THE REQUEST: Transcribe every line of the listing below without any deviation.

## START INFORMATION PROVIDED

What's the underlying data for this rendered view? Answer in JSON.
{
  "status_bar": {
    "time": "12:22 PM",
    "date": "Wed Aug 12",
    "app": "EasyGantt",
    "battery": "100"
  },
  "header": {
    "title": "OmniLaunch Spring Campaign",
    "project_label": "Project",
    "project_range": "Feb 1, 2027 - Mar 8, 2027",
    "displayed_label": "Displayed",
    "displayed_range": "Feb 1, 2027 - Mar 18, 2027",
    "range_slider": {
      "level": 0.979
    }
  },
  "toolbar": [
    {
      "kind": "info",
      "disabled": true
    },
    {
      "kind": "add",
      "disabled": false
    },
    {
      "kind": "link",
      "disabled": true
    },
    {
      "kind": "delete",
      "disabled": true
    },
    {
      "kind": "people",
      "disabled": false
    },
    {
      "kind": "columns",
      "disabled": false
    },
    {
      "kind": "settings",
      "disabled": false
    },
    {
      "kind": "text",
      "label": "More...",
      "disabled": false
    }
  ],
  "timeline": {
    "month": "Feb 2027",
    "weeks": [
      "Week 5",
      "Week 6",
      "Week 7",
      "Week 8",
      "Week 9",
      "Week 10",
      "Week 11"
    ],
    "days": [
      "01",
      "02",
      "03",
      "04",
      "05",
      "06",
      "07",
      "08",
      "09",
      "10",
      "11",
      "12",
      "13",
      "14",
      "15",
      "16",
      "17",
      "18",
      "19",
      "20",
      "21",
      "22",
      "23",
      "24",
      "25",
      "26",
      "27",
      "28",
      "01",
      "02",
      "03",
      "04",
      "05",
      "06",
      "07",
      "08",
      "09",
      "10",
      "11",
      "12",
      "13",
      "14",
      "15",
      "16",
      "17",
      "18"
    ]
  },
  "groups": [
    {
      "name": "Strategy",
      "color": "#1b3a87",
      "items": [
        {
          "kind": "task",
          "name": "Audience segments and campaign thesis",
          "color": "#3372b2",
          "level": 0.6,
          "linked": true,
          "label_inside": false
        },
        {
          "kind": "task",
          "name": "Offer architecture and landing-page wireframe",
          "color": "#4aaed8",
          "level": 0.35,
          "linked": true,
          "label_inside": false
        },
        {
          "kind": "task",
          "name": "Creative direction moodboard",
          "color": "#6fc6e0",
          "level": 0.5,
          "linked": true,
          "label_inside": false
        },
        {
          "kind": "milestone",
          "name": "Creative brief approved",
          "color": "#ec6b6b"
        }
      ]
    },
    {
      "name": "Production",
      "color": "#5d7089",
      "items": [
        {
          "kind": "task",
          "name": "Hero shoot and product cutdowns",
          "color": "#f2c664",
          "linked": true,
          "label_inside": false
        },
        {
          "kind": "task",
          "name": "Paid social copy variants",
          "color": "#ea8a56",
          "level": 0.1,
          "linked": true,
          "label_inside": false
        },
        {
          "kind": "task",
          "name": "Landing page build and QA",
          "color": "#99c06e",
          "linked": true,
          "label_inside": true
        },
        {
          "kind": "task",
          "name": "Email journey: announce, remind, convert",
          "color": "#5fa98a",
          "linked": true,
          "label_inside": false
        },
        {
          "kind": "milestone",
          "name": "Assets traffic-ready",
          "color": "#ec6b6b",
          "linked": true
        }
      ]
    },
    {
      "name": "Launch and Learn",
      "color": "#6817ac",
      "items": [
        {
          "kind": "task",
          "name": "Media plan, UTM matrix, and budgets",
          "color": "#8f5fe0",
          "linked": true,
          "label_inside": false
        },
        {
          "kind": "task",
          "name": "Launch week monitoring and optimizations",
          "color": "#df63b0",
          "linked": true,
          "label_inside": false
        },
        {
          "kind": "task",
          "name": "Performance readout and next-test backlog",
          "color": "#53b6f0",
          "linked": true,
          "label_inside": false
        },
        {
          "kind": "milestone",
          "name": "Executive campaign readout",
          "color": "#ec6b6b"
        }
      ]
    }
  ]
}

## END INFORMATION PROVIDED

EXERCISE SOLUTION:
What's the underlying data for this rendered view? Answer in JSON.
{
  "status_bar": {
    "time": "12:22 PM",
    "date": "Wed Aug 12",
    "app": "EasyGantt",
    "battery": "100"
  },
  "header": {
    "title": "OmniLaunch Spring Campaign",
    "project_label": "Project",
    "project_range": "Feb 1, 2027 - Mar 8, 2027",
    "displayed_label": "Displayed",
    "displayed_range": "Feb 1, 2027 - Mar 18, 2027",
    "range_slider": {
      "level": 0.979
    }
  },
  "toolbar": [
    {
      "kind": "info",
      "disabled": true
    },
    {
      "kind": "add",
      "disabled": false
    },
    {
      "kind": "link",
      "disabled": true
    },
    {
      "kind": "delete",
      "disabled": true
    },
    {
      "kind": "people",
      "disabled": false
    },
    {
      "kind": "columns",
      "disabled": false
    },
    {
      "kind": "settings",
      "disabled": false
    },
    {
      "kind": "text",
      "label": "More...",
      "disabled": false
    }
  ],
  "timeline": {
    "month": "Feb 2027",
    "weeks": [
      "Week 5",
      "Week 6",
      "Week 7",
      "Week 8",
      "Week 9",
      "Week 10",
      "Week 11"
    ],
    "days": [
      "01",
      "02",
      "03",
      "04",
      "05",
      "06",
      "07",
      "08",
      "09",
      "10",
      "11",
      "12",
      "13",
      "14",
      "15",
      "16",
      "17",
      "18",
      "19",
      "20",
      "21",
      "22",
      "23",
      "24",
      "25",
      "26",
      "27",
      "28",
      "01",
      "02",
      "03",
      "04",
      "05",
      "06",
      "07",
      "08",
      "09",
      "10",
      "11",
      "12",
      "13",
      "14",
      "15",
      "16",
      "17",
      "18"
    ]
  },
  "groups": [
    {
      "name": "Strategy",
      "color": "#1b3a87",
      "items": [
        {
          "kind": "task",
          "name": "Audience segments and campaign thesis",
          "color": "#3372b2",
          "level": 0.6,
          "linked": true,
          "label_inside": false
        },
        {
          "kind": "task",
          "name": "Offer architecture and landing-page wireframe",
          "color": "#4aaed8",
          "level": 0.35,
          "linked": true,
          "label_inside": false
        },
        {
          "kind": "task",
          "name": "Creative direction moodboard",
          "color": "#6fc6e0",
          "level": 0.5,
          "linked": true,
          "label_inside": false
        },
        {
          "kind": "milestone",
          "name": "Creative brief approved",
          "color": "#ec6b6b"
        }
      ]
    },
    {
      "name": "Production",
      "color": "#5d7089",
      "items": [
        {
          "kind": "task",
          "name": "Hero shoot and product cutdowns",
          "color": "#f2c664",
          "linked": true,
          "label_inside": false
        },
        {
          "kind": "task",
          "name": "Paid social copy variants",
          "color": "#ea8a56",
          "level": 0.1,
          "linked": true,
          "label_inside": false
        },
        {
          "kind": "task",
          "name": "Landing page build and QA",
          "color": "#99c06e",
          "linked": true,
          "label_inside": true
        },
        {
          "kind": "task",
          "name": "Email journey: announce, remind, convert",
          "color": "#5fa98a",
          "linked": true,
          "label_inside": false
        },
        {
          "kind": "milestone",
          "name": "Assets traffic-ready",
          "color": "#ec6b6b",
          "linked": true
        }
      ]
    },
    {
      "name": "Launch and Learn",
      "color": "#6817ac",
      "items": [
        {
          "kind": "task",
          "name": "Media plan, UTM matrix, and budgets",
          "color": "#8f5fe0",
          "linked": true,
          "label_inside": false
        },
        {
          "kind": "task",
          "name": "Launch week monitoring and optimizations",
          "color": "#df63b0",
          "linked": true,
          "label_inside": false
        },
        {
          "kind": "task",
          "name": "Performance readout and next-test backlog",
          "color": "#53b6f0",
          "linked": true,
          "label_inside": false
        },
        {
          "kind": "milestone",
          "name": "Executive campaign readout",
          "color": "#ec6b6b"
        }
      ]
    }
  ]
}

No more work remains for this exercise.